** What the exercise asks **
Reproduce verbatim the lines of data from the line with "seal-mark: 印 <box>527 271 538 284</box>" to the line with "row-label-period-method: 工 事", both lines included.

=-=-=

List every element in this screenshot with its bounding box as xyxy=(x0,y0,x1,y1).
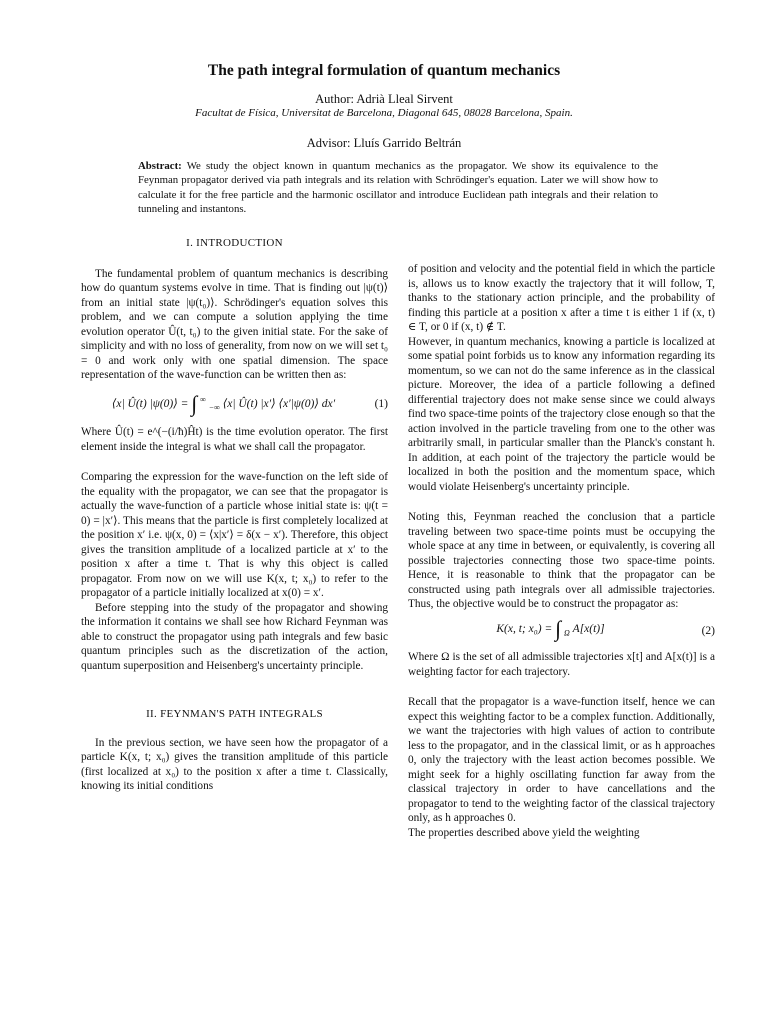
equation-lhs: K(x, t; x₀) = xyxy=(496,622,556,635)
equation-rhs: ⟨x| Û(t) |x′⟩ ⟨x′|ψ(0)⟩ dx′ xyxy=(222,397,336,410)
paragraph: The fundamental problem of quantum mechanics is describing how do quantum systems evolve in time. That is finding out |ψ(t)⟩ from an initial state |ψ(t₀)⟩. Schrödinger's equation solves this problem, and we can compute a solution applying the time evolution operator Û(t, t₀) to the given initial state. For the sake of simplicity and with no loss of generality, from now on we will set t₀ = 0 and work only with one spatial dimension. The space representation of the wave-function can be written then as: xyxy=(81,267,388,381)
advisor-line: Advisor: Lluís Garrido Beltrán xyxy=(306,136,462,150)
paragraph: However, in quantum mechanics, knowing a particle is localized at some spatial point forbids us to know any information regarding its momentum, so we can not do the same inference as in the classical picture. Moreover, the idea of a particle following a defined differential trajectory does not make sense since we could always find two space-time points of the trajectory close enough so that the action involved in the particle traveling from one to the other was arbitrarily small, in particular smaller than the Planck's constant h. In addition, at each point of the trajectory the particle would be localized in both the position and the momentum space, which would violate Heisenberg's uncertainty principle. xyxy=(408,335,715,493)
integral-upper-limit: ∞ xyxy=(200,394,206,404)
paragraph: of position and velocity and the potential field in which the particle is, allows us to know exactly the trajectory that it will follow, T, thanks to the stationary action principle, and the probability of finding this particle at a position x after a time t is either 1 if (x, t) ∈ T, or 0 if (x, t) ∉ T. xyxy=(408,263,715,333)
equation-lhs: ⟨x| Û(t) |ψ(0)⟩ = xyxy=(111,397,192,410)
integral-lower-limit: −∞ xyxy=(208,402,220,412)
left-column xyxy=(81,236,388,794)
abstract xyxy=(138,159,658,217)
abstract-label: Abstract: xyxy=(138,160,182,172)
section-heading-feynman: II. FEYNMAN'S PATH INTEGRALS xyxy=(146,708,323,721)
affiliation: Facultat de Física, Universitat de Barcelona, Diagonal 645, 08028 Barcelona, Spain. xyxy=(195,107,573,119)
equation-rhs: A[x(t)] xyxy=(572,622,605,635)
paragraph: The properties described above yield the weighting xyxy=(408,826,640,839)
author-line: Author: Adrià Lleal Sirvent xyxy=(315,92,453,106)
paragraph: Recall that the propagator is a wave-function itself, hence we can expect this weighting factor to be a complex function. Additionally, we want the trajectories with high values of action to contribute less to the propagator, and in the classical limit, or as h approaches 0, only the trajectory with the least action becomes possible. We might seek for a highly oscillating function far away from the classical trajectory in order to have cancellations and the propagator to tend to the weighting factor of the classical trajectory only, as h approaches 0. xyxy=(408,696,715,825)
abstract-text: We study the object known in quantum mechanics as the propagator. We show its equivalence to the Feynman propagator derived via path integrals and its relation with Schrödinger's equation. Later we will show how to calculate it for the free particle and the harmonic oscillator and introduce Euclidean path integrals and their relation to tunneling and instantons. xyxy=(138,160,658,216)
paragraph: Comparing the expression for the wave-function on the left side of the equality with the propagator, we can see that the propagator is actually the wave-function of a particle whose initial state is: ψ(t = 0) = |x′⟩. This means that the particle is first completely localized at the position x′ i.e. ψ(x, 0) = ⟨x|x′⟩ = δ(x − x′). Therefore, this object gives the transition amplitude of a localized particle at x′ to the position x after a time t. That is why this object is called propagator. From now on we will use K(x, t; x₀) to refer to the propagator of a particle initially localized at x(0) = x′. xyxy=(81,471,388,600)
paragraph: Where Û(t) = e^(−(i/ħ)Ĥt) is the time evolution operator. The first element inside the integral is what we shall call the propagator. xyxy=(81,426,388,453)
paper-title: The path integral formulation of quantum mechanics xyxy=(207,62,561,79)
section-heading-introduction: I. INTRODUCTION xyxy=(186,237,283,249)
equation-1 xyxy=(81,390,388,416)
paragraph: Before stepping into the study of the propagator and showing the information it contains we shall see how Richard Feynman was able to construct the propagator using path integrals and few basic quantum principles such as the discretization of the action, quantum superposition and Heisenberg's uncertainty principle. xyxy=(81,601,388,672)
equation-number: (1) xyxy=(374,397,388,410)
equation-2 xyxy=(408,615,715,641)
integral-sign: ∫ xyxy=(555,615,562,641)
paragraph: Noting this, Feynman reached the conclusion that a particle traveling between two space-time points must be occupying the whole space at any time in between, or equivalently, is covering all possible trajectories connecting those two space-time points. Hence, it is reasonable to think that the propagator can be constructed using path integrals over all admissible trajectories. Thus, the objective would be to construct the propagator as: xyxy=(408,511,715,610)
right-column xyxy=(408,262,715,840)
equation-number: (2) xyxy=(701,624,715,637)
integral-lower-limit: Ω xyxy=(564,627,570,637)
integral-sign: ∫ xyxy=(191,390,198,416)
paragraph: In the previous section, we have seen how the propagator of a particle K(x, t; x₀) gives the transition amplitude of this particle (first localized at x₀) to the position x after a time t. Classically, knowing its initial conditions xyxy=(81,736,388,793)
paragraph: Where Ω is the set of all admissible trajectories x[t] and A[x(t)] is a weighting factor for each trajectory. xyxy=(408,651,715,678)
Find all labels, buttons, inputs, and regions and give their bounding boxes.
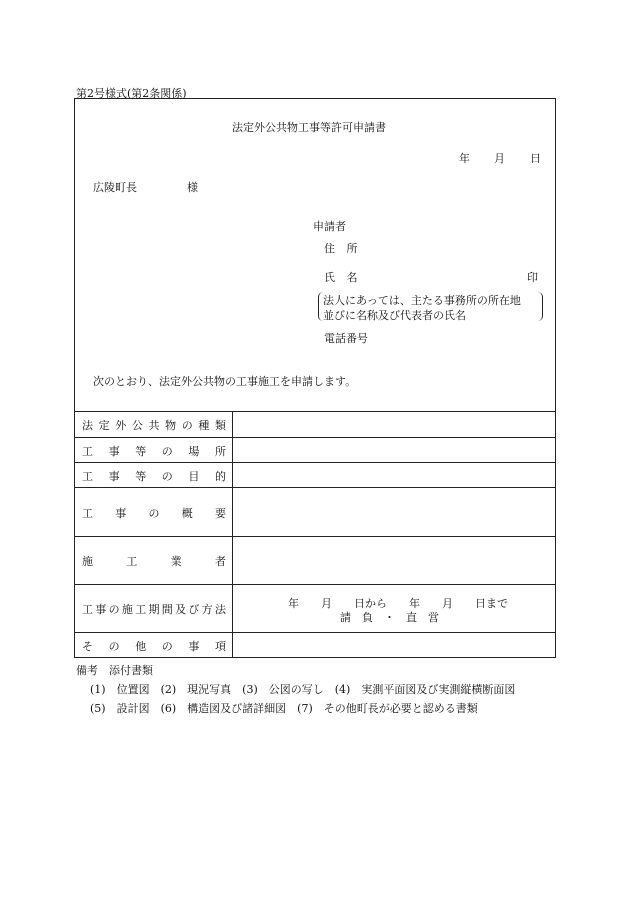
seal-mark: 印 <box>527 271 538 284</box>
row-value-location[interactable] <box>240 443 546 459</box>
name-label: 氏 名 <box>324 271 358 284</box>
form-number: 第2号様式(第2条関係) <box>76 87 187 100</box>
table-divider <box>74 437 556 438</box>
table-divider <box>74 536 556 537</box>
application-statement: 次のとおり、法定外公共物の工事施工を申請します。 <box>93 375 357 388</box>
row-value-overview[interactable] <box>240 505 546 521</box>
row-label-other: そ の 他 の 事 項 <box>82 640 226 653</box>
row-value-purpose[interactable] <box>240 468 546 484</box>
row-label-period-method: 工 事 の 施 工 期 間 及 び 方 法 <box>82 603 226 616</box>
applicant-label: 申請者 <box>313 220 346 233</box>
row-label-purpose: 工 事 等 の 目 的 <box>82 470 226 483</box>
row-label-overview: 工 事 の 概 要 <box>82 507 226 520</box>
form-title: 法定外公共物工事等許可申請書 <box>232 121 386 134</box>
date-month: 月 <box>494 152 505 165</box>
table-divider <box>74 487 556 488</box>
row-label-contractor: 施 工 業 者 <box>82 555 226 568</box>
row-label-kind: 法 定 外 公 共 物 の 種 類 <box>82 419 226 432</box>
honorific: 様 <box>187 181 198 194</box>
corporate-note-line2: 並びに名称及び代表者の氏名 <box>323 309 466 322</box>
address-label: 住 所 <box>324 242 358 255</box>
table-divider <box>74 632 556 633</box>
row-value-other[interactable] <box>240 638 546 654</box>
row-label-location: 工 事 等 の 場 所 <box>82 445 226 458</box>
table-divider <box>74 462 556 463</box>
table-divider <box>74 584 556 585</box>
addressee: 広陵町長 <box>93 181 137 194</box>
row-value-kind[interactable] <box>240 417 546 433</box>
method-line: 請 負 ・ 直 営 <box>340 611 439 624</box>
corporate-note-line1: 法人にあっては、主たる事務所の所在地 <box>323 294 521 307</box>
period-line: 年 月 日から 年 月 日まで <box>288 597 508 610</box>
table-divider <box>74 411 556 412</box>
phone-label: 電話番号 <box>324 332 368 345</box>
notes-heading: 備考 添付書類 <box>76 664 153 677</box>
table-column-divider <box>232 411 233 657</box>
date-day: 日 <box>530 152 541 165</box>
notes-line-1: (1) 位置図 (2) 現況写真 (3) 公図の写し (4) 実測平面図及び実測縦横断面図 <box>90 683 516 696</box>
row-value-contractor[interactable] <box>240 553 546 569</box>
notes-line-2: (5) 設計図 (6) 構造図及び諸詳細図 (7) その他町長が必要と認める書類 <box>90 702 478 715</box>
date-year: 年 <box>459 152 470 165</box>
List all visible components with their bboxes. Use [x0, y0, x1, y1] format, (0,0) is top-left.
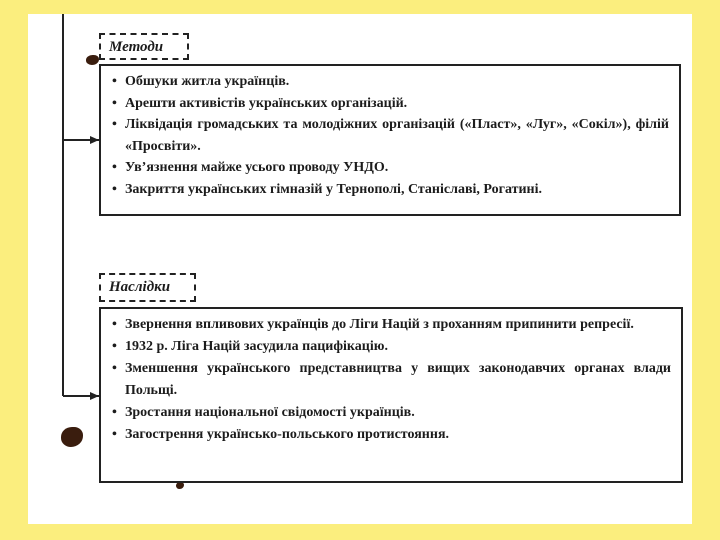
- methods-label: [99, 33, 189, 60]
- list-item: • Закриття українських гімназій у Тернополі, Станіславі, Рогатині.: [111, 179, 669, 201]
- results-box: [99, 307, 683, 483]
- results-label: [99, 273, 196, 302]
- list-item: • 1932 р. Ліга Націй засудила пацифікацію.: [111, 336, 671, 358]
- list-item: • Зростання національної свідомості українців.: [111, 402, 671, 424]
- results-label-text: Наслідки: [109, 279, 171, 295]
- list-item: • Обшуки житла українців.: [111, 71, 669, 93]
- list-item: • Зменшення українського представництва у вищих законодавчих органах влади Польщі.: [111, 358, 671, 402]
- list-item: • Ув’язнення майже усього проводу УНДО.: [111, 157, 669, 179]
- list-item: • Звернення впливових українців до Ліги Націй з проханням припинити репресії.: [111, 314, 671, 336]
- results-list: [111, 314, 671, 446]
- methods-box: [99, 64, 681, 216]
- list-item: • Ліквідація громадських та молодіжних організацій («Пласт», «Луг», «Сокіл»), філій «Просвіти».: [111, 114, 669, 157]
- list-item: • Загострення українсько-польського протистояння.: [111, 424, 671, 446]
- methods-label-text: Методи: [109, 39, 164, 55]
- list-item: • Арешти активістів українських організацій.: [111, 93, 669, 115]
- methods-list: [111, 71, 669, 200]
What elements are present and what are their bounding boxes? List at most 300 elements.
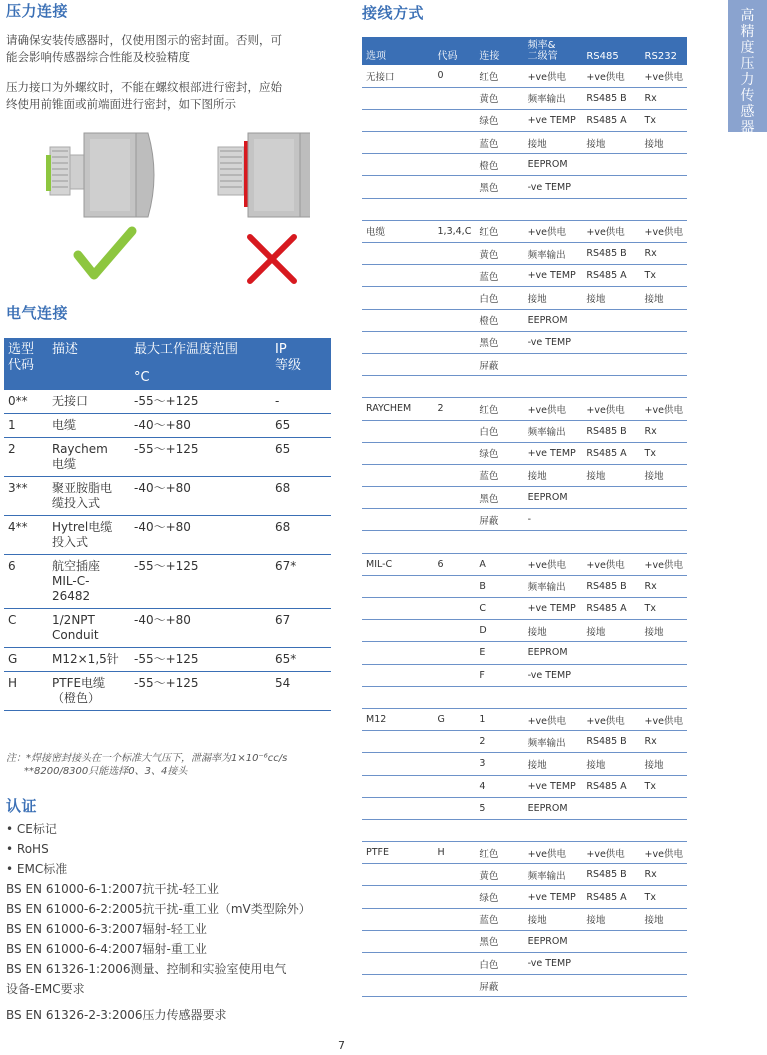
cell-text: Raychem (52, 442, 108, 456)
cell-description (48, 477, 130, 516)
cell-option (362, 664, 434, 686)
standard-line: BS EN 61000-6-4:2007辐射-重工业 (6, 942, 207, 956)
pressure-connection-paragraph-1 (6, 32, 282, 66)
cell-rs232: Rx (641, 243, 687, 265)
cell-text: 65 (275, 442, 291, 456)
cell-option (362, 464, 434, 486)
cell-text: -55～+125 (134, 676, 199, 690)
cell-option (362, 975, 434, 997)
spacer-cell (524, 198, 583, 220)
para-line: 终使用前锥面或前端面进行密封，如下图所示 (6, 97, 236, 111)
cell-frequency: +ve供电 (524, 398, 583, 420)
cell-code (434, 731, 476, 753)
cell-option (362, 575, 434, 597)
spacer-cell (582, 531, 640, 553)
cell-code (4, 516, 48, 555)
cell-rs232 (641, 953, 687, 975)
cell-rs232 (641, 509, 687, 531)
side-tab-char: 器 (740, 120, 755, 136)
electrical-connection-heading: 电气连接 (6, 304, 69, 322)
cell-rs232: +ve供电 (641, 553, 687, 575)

=-=-=

** Answer to the problem **
seal-mark: 印 <box>527 271 538 284</box>
row-value-location[interactable] <box>240 443 546 459</box>
name-label: 氏 名 <box>324 271 358 284</box>
form-number: 第2号様式(第2条関係) <box>76 87 187 100</box>
table-divider <box>74 437 556 438</box>
table-divider <box>74 536 556 537</box>
application-statement: 次のとおり、法定外公共物の工事施工を申請します。 <box>93 375 357 388</box>
row-value-overview[interactable] <box>240 505 546 521</box>
row-label-other: そ の 他 の 事 項 <box>82 640 226 653</box>
row-value-purpose[interactable] <box>240 468 546 484</box>
row-label-period-method: 工 事 の 施 工 期 間 及 び 方 法 <box>82 603 226 616</box>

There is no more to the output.